• **Supplied information**

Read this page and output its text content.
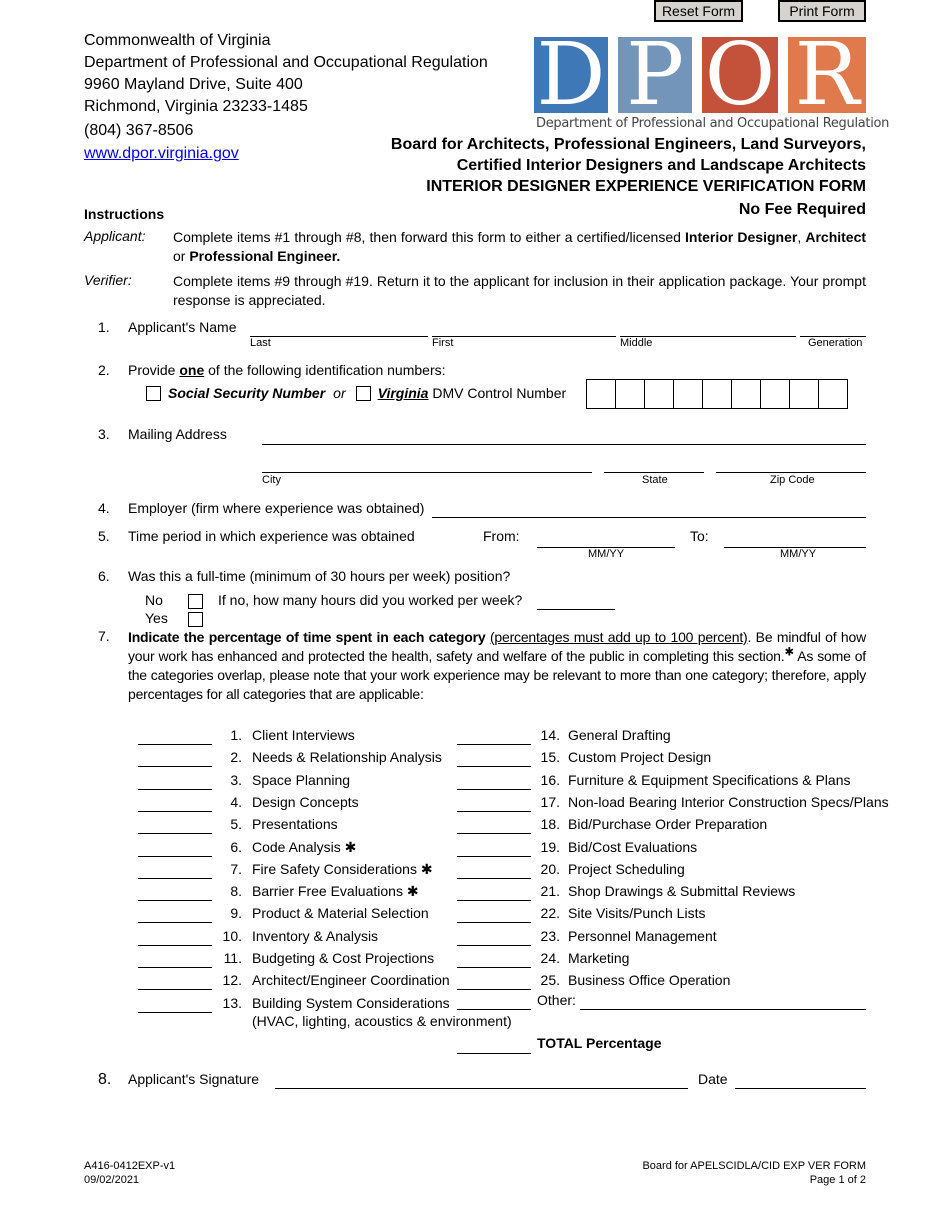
Reset Form	Print Form
D P O R
Department of Professional and Occupational Regulation
Commonwealth of Virginia
Department of Professional and Occupational Regulation
9960 Mayland Drive, Suite 400
Richmond, Virginia 23233-1485
(804) 367-8506
www.dpor.virginia.gov
Board for Architects, Professional Engineers, Land Surveyors,
Certified Interior Designers and Landscape Architects
INTERIOR DESIGNER EXPERIENCE VERIFICATION FORM
No Fee Required
Instructions
Applicant: Complete items #1 through #8, then forward this form to either a certified/licensed Interior Designer, Architect or Professional Engineer.
Verifier:	Complete items #9 through #19. Return it to the applicant for inclusion in their application package. Your prompt response is appreciated.
1. Applicant's Name
Last	First	Middle	Generation
2. Provide one of the following identification numbers:
Social Security Number or Virginia DMV Control Number
3. Mailing Address
City	State	Zip Code
4. Employer (firm where experience was obtained)
5. Time period in which experience was obtained	From:
MM/YY
To:
MM/YY
6. Was this a full-time (minimum of 30 hours per week) position?
No	If no, how many hours did you worked per week?
Yes
7. Indicate the percentage of time spent in each category (percentages must add up to 100 percent). Be mindful of how your work has enhanced and protected the health, safety and welfare of the public in completing this section.✱ As some of the categories overlap, please note that your work experience may be relevant to more than one category; therefore, apply percentages for all categories that are applicable:
1. Client Interviews
2. Needs & Relationship Analysis
3. Space Planning
4. Design Concepts
5. Presentations
6. Code Analysis ✱
7. Fire Safety Considerations ✱
8. Barrier Free Evaluations ✱
9. Product & Material Selection
10. Inventory & Analysis
11. Budgeting & Cost Projections
12. Architect/Engineer Coordination
13. Building System Considerations
14. General Drafting
15. Custom Project Design
16. Furniture & Equipment Specifications & Plans
17. Non-load Bearing Interior Construction Specs/Plans
18. Bid/Purchase Order Preparation
19. Bid/Cost Evaluations
20. Project Scheduling
21. Shop Drawings & Submittal Reviews
22. Site Visits/Punch Lists
23. Personnel Management
24. Marketing
25. Business Office Operation
(HVAC, lighting, acoustics & environment)
Other:
TOTAL Percentage
8. Applicant's Signature	Date
A416-0412EXP-v1
09/02/2021
Board for APELSCIDLA/CID EXP VER FORM
Page 1 of 2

• **The exercise**
Look over the listing above. Pick out and copy every line that includes "hours".

• **The completed task**
6. Was this a full-time (minimum of 30 hours per week) position?
No	If no, how many hours did you worked per week?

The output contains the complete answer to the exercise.